● Exercise task
Extend the essay on answering anger with kindness without excusing abuse, starting after its final sentence.
── Passage shown
Sunday, January 29, 2012

Balance
 The Opposite of Anger is not Permissiveness

In my essay on Anger, I suggested the best way to respond to another persons anger was not to withdraw, but to move towards them with kindness. This is such an important issue, that I now want to expand on the topic.


There are times when distancing yourself from someone who is angry, is necessary. There is absolutely no good reason for you to move towards another, when they are being abusive. For the wife of an abuser to remain in danger, in an attempt to transfer love, while receiving abuse, could easily be a form a suicide. Too many women, either out of fear, or for economic reasons, or for the sake of the children, remain in abusive relationships. This is clearly a situation that does not require the abused, out of Christian charity, to remain living with the abuser, for to do so could prove dangerous.


Likewise, if you, out of a desire to help the abuser, simply offer love, but do not call them on their behavior, could be guilty of  lending support to his behavior. I once stopped my car at curbside, when I saw a man beating on a woman. It would have been unthinkable for me to continue driving, knowing this woman was in danger. After calling 911, I stepped between the man and woman, telling the man to back off (not something I'd recommend). Lucky for me I was able, probably because of my attire and size, to intimidate him to step back, until the police arrived. My point in telling this story is that there are times when justice must reign, and we must offer assistance to someone who is being abused.
────
── Provided material
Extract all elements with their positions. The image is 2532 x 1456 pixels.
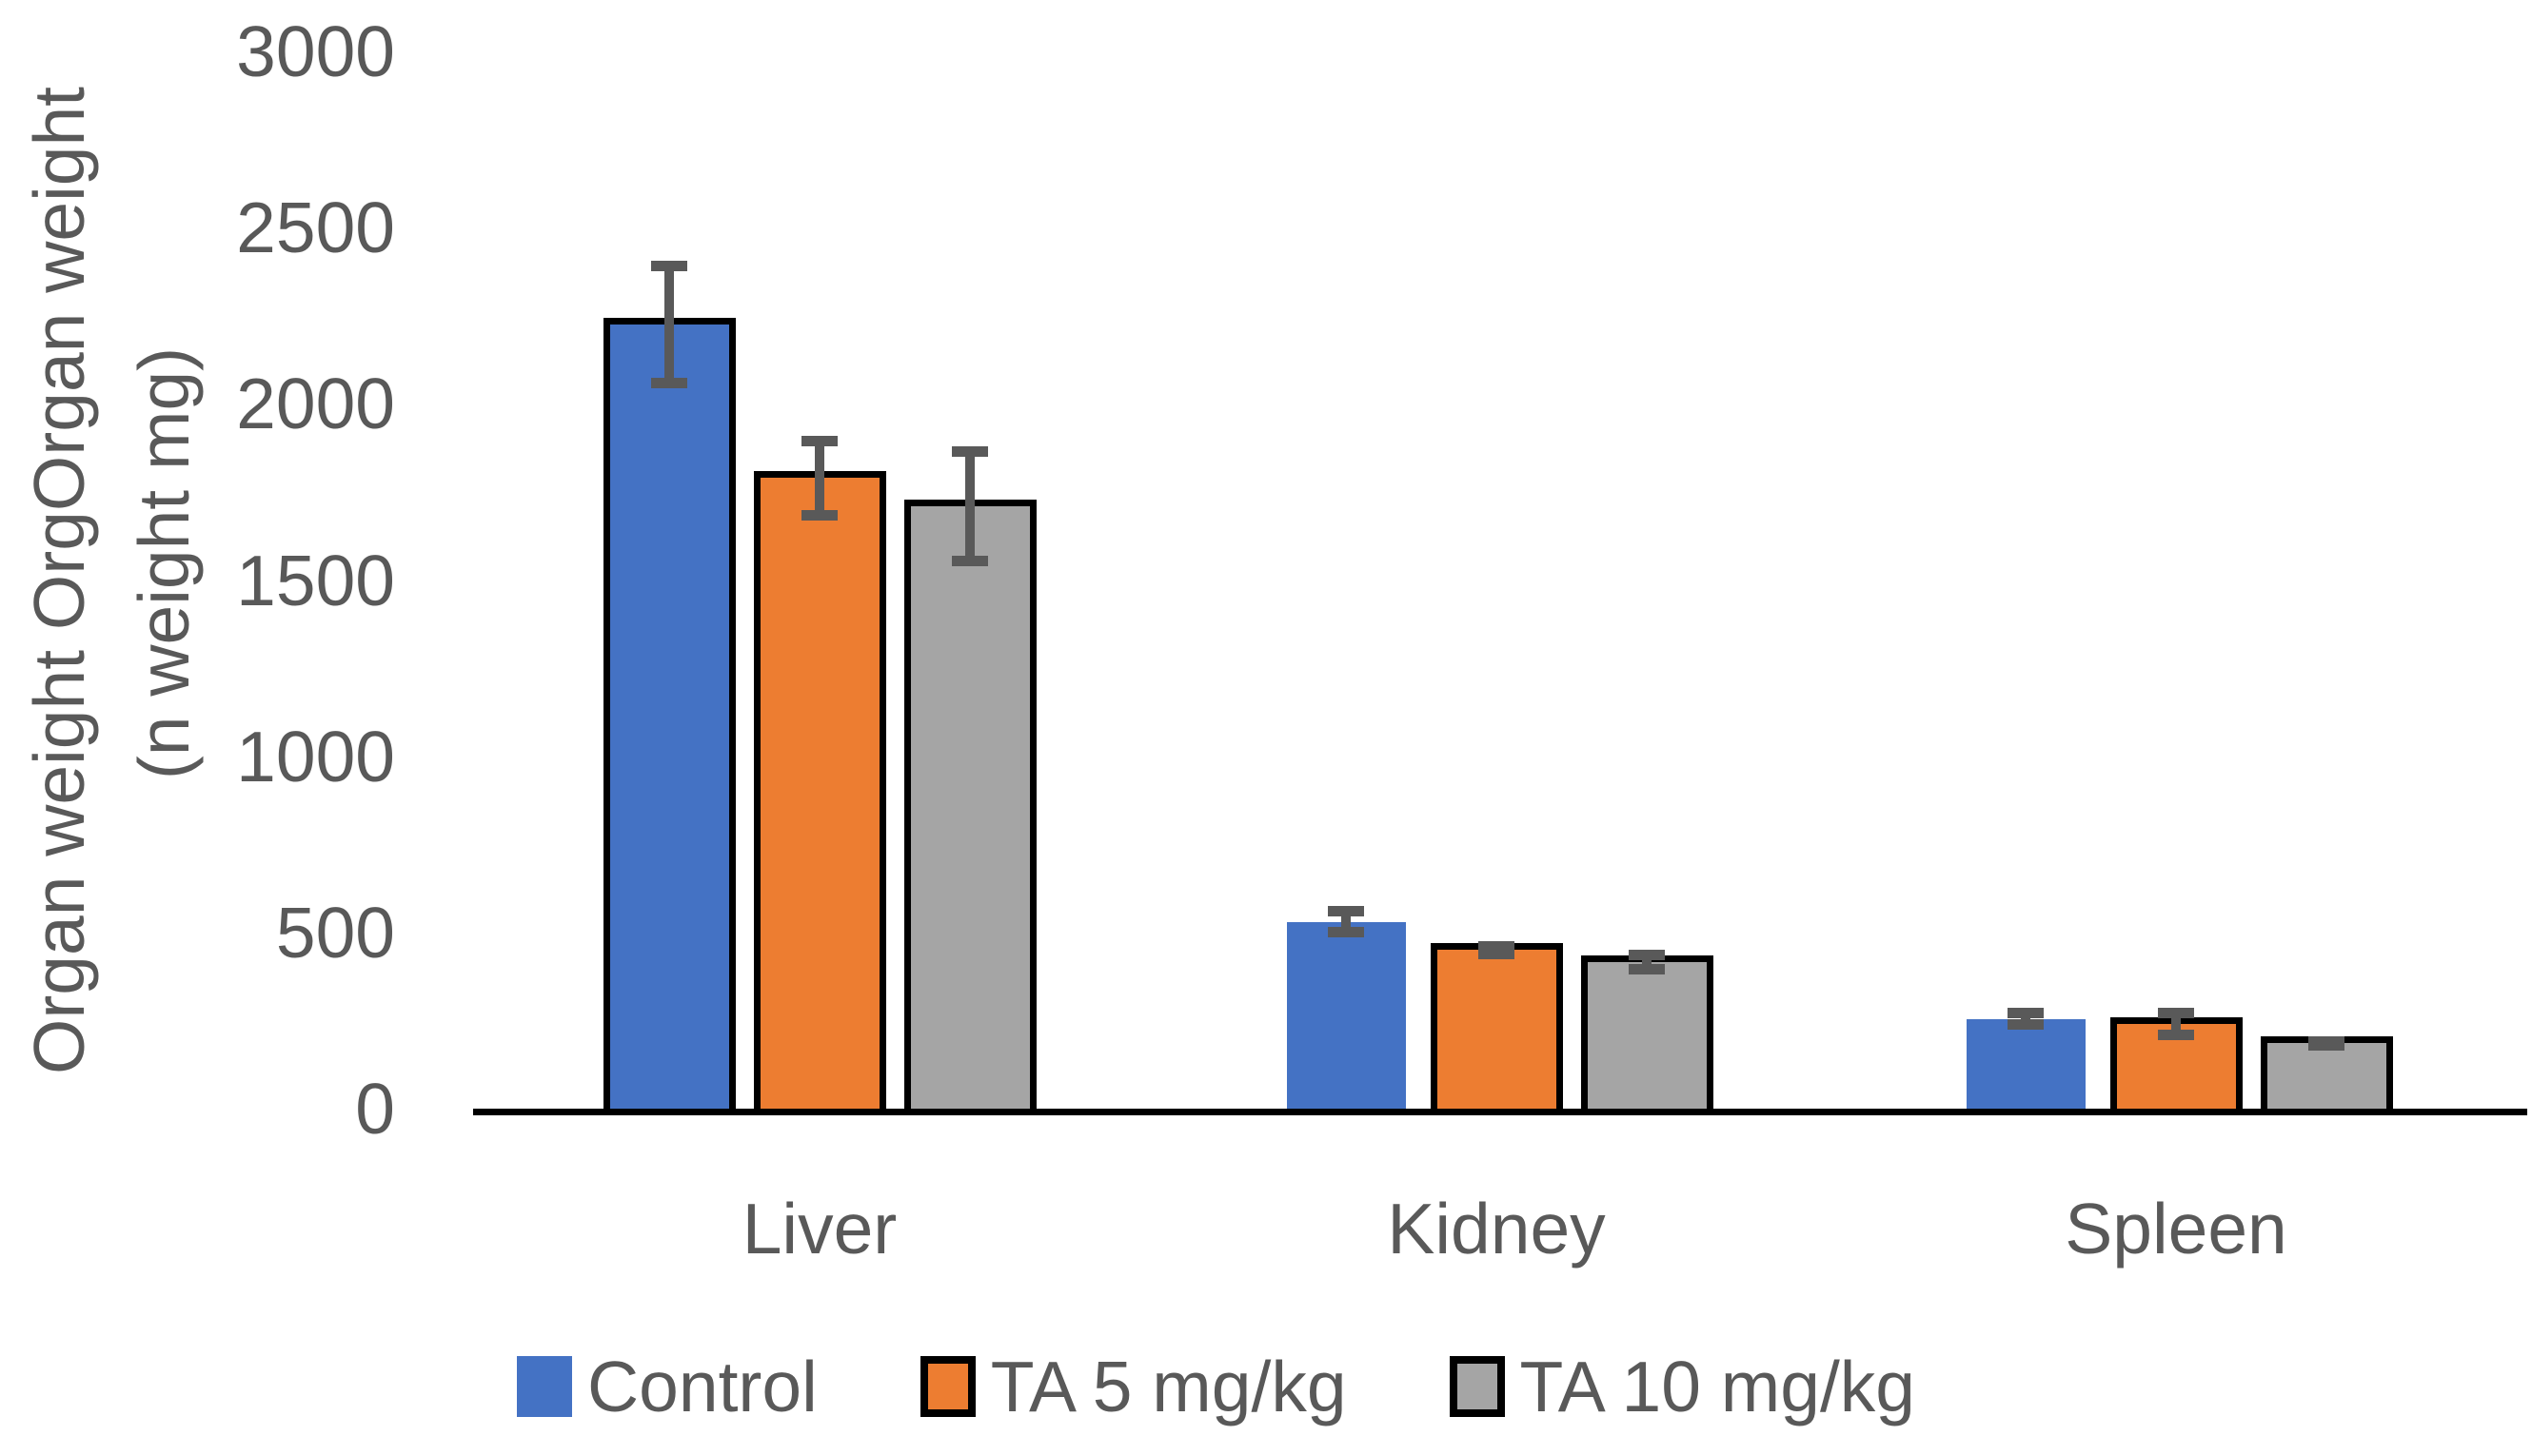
error-bar-cap-bottom [651, 377, 687, 388]
legend-label: TA 10 mg/kg [1519, 1347, 1916, 1426]
error-bar-line [2171, 1008, 2181, 1040]
x-axis-line [473, 1109, 2527, 1115]
bar-liver-control [603, 318, 736, 1109]
error-bar-line [2021, 1008, 2030, 1030]
legend-swatch-ta-10-mg-kg [1449, 1356, 1505, 1417]
error-bar-cap-top [2158, 1008, 2194, 1019]
y-tick-label: 2500 [236, 187, 395, 268]
error-bar-line [664, 261, 674, 388]
error-bar-cap-top [2008, 1008, 2044, 1019]
bar-kidney-control [1286, 921, 1406, 1109]
legend-swatch-ta-5-mg-kg [920, 1356, 976, 1417]
error-bar-line [1642, 950, 1652, 975]
error-bar-cap-bottom [2158, 1029, 2194, 1040]
legend-item-ta-5-mg-kg: TA 5 mg/kg [920, 1344, 1347, 1429]
bar-kidney-ta-5-mg-kg [1430, 943, 1563, 1109]
legend-swatch-control [517, 1356, 572, 1417]
error-bar-cap-bottom [952, 555, 988, 566]
error-bar-cap-bottom [1328, 927, 1364, 938]
legend-item-ta-10-mg-kg: TA 10 mg/kg [1449, 1344, 1916, 1429]
bar-spleen-control [1966, 1018, 2086, 1109]
y-tick-label: 3000 [236, 11, 395, 91]
bar-liver-ta-10-mg-kg [903, 499, 1037, 1109]
y-tick-label: 1000 [236, 716, 395, 797]
y-axis-title-line1: Organ weight OrgOrgan weight [19, 86, 99, 1075]
error-bar-cap-bottom [2308, 1039, 2344, 1051]
error-bar-line [1341, 906, 1351, 938]
y-tick-label: 500 [275, 892, 395, 973]
bar-kidney-ta-10-mg-kg [1580, 955, 1713, 1109]
error-bar-cap-top [1478, 941, 1514, 953]
category-label-liver: Liver [742, 1189, 898, 1269]
error-bar-cap-bottom [2008, 1018, 2044, 1030]
error-bar-line [965, 445, 975, 566]
error-bar-cap-bottom [801, 509, 838, 521]
legend-label: TA 5 mg/kg [990, 1347, 1347, 1426]
error-bar-cap-top [952, 445, 988, 457]
error-bar-cap-top [801, 435, 838, 446]
error-bar-cap-bottom [1478, 948, 1514, 959]
y-tick-label: 1500 [236, 540, 395, 620]
error-bar-cap-bottom [1629, 964, 1665, 975]
legend-label: Control [587, 1347, 818, 1426]
category-label-kidney: Kidney [1387, 1189, 1606, 1269]
error-bar-cap-top [1328, 906, 1364, 917]
bar-liver-ta-5-mg-kg [753, 471, 886, 1109]
legend: Control TA 5 mg/kg TA 10 mg/kg [517, 1344, 1915, 1429]
category-label-spleen: Spleen [2065, 1189, 2287, 1269]
error-bar-cap-top [651, 261, 687, 272]
y-tick-label: 0 [355, 1069, 395, 1149]
legend-item-control: Control [517, 1344, 818, 1429]
y-tick-label: 2000 [236, 364, 395, 444]
error-bar-cap-top [1629, 950, 1665, 961]
error-bar-line [815, 435, 824, 521]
────
● Response
Remaining in an abusive relationship can be destructive to our spiritual lives, as well as being potentially dangerous. We must be wise as serpents, but meek as lambs, tempering our response to the anger of another. Balance is the key word.


Taking vengeance, and striking back, must not be our response, for this avoids the fact that the abuser is in danger, as well, for he must be called to repentance. In our attempt to offer love and goodness to the person who is heaping anger upon us, we could inadvertently be prolonging the day of their repentance. The person struggling with anger does not need you to be his enabler, and relationships of co dependence have the potential of being spiritually destructive for both parties. As long as our response to someones anger is itself devoid of anger, we are safe.


Permissiveness is not required when dealing with the abuser. The opposite of anger is not the permitting of evil to continue, and allowing the offender to remain in a perpetual state of sin. We must respond without anger. Permissiveness is not required when dealing with abuse. The opposite of anger is not the permitting of evil to continue. We must cultivate a strong sense of right and wrong, and the desire to oppose evil, not out of passion, but out of righteousness.


It is also important for me to clearly state that if the anger is accompanied by a history of violence, the gravity of the offense most certainly does not require the abused to continue to live in the grip of the abuser. This can clearly be a situation that requires the abused to remove themselves, and their children, from the dangers of living with such a person.

Our Lord drove out the money changers from the Temple, in righteous anger. Likewise, you have the right to defend yourself, your children, and your home, from those who would steal from you, abuse you with insults, or betray your friendship. Such people need not be allowed to remain in your life if their abuse threatens your peace of mind, and the safety of those who are in your charge.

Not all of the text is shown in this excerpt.